# 给定文本
____________

论如何优雅地在 WeNet 中支持 ONNX 导出

发布时间：2022-07-09 02:05:30 语音杂谈

本文介绍了论如何优雅地在 WeNet 中支持 ONNX 导出，对大家解决问题具有一定的参考价值，需要的朋友们下面随着小编来一起学习吧！

前言

千呼万唤始出来，犹抱琵琶半遮面。WeNet 社区期待良久的完全体 ONNX 终于和大家见面了。ONNX 成立的初衷就是解决神经网络模型在不同训练、推理框架之间的转换问题，而模型转换又是模型部署过程中一个重要的环节。因此，ONNX 在模型部署中扮演着重要的角色。

对于第三方部署框架来说（如 OnnxRuntime，TensorRT，MACE，MNN，NCNN 等），只要提供一个 ONNX 转换工具便可使其真正做到与训练框架的解耦；对于第三方芯片厂商来说（如 Nvidia，Intel，地平线，寒武纪，昆仑芯等），支持 ONNX 这种标准定义的模型表示格式可以大大减轻其开发工作量。对于要部署模型的普通用户来说，可以不受模型训练框架的约束，通过 ONNX 转换自由选择合适的部署框架和硬件平台。由此可见，支持导出 ONNX 模型（流式 + 非流式）是 WeNet 生态里不可或缺的重要一环。

在上一期中（虎牙在 WeNet 中开源 ONNX 推理支持）我们介绍了如何支持 onnxruntime 的 CPU 推理，然而大家似乎对导出 ONNX 模型的过程有一种云里雾里的朦胧感。在本期，我们将详细介绍 WeNet 开发者们针对早期流式模型导出方案所提出的优化策略，以期实现对 wenet/transformer/xx.py 代码的完全零注入修改。

____________

# 数据条目
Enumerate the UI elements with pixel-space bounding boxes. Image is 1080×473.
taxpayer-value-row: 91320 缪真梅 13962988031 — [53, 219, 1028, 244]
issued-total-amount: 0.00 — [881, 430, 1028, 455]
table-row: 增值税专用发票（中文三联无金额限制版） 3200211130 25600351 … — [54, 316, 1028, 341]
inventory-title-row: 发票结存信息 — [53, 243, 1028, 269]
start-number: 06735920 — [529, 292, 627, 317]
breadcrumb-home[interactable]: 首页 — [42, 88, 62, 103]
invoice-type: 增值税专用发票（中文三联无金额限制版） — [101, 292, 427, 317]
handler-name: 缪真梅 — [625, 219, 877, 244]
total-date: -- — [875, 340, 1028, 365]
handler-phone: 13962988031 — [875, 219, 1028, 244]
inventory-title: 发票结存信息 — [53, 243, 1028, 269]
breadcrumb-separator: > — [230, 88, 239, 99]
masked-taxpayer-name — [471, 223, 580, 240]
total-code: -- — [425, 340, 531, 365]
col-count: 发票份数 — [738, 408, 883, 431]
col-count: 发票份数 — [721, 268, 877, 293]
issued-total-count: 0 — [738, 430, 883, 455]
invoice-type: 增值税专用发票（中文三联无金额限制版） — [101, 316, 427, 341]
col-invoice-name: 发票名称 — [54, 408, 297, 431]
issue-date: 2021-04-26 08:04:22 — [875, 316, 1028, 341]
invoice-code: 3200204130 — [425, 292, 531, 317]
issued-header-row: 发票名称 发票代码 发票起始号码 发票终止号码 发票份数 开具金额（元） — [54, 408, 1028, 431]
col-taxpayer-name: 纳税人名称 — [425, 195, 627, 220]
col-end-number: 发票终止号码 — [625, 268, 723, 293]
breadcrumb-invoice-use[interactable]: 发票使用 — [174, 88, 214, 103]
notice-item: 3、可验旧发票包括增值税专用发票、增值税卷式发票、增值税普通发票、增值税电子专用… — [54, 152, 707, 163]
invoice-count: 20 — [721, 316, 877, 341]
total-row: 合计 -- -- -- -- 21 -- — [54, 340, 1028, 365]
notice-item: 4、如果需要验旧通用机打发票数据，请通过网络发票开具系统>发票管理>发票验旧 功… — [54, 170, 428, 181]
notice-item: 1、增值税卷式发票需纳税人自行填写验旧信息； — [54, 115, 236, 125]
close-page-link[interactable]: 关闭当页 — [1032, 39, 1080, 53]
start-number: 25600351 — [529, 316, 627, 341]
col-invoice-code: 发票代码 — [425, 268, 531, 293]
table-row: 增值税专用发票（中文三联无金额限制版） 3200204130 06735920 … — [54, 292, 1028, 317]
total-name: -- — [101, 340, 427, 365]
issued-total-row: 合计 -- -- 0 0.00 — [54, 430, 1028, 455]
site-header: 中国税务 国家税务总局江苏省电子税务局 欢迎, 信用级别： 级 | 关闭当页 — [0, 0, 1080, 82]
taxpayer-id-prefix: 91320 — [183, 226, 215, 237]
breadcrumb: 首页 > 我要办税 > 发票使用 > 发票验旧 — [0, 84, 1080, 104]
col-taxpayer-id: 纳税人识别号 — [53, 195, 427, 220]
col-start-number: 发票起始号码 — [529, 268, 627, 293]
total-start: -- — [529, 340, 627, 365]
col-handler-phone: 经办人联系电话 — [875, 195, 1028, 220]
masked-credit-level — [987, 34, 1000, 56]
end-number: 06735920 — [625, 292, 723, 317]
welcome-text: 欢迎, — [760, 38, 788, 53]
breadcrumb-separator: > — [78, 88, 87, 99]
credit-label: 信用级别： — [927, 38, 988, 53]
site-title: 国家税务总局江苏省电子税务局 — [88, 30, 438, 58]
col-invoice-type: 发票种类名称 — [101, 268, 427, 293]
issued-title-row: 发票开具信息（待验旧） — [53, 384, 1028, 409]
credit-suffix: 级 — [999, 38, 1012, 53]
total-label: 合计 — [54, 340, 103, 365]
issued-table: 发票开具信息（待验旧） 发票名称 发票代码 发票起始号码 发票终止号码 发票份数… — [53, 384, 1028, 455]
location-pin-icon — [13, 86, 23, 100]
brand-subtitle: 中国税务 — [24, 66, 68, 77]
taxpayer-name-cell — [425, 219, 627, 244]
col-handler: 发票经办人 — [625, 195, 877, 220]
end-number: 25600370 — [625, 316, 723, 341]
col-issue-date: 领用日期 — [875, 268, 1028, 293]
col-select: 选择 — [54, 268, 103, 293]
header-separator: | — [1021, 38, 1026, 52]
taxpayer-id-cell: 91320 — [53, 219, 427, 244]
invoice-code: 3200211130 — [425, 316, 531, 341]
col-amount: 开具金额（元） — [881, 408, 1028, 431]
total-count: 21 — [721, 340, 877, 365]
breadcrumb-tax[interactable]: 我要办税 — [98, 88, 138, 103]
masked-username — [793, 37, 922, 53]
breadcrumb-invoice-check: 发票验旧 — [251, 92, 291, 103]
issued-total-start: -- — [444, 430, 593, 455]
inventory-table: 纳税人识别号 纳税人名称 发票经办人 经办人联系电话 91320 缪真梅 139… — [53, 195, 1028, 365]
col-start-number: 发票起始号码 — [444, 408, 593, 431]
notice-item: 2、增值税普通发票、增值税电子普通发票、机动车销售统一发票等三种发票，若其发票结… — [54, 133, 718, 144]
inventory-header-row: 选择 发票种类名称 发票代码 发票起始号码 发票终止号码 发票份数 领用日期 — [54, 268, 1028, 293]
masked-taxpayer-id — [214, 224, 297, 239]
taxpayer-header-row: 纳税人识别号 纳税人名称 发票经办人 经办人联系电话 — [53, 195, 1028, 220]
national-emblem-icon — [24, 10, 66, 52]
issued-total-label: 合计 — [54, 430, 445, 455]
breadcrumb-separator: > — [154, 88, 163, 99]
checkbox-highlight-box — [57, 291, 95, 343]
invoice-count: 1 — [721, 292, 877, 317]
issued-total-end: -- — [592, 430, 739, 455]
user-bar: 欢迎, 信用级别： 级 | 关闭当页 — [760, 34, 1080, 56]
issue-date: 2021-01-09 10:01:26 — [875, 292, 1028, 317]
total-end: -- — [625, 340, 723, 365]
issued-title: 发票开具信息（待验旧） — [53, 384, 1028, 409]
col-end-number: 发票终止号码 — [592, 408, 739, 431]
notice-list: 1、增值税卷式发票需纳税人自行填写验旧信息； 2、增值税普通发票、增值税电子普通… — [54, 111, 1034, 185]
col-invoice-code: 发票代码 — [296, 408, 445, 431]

____________

# 任务练习
1. 根据给定文本，ONNX 成立的初衷是什么？
2. 请原样输出给定文本中以含有“发布时间：2022-07-09 02:05:30 语音杂谈”的语句开头、以“非流式）是 WeNet 生态里不可或缺的重要一环。”结束的那一段。
3. 给定文本中的“因此，ONNX 在模型部署中扮演着重要的角色。”这句话，英文该怎么译？
作答时只依据给定文本，不参考各条目。

# 依次作答
1. 解决神经网络模型在不同训练、推理框架之间的转换问题。

2.
发布时间：2022-07-09 02:05:30 语音杂谈

本文介绍了论如何优雅地在 WeNet 中支持 ONNX 导出，对大家解决问题具有一定的参考价值，需要的朋友们下面随着小编来一起学习吧！

前言

千呼万唤始出来，犹抱琵琶半遮面。WeNet 社区期待良久的完全体 ONNX 终于和大家见面了。ONNX 成立的初衷就是解决神经网络模型在不同训练、推理框架之间的转换问题，而模型转换又是模型部署过程中一个重要的环节。因此，ONNX 在模型部署中扮演着重要的角色。

对于第三方部署框架来说（如 OnnxRuntime，TensorRT，MACE，MNN，NCNN 等），只要提供一个 ONNX 转换工具便可使其真正做到与训练框架的解耦；对于第三方芯片厂商来说（如 Nvidia，Intel，地平线，寒武纪，昆仑芯等），支持 ONNX 这种标准定义的模型表示格式可以大大减轻其开发工作量。对于要部署模型的普通用户来说，可以不受模型训练框架的约束，通过 ONNX 转换自由选择合适的部署框架和硬件平台。由此可见，支持导出 ONNX 模型（流式 + 非流式）是 WeNet 生态里不可或缺的重要一环。

3. Therefore, ONNX plays an important role in model deployment.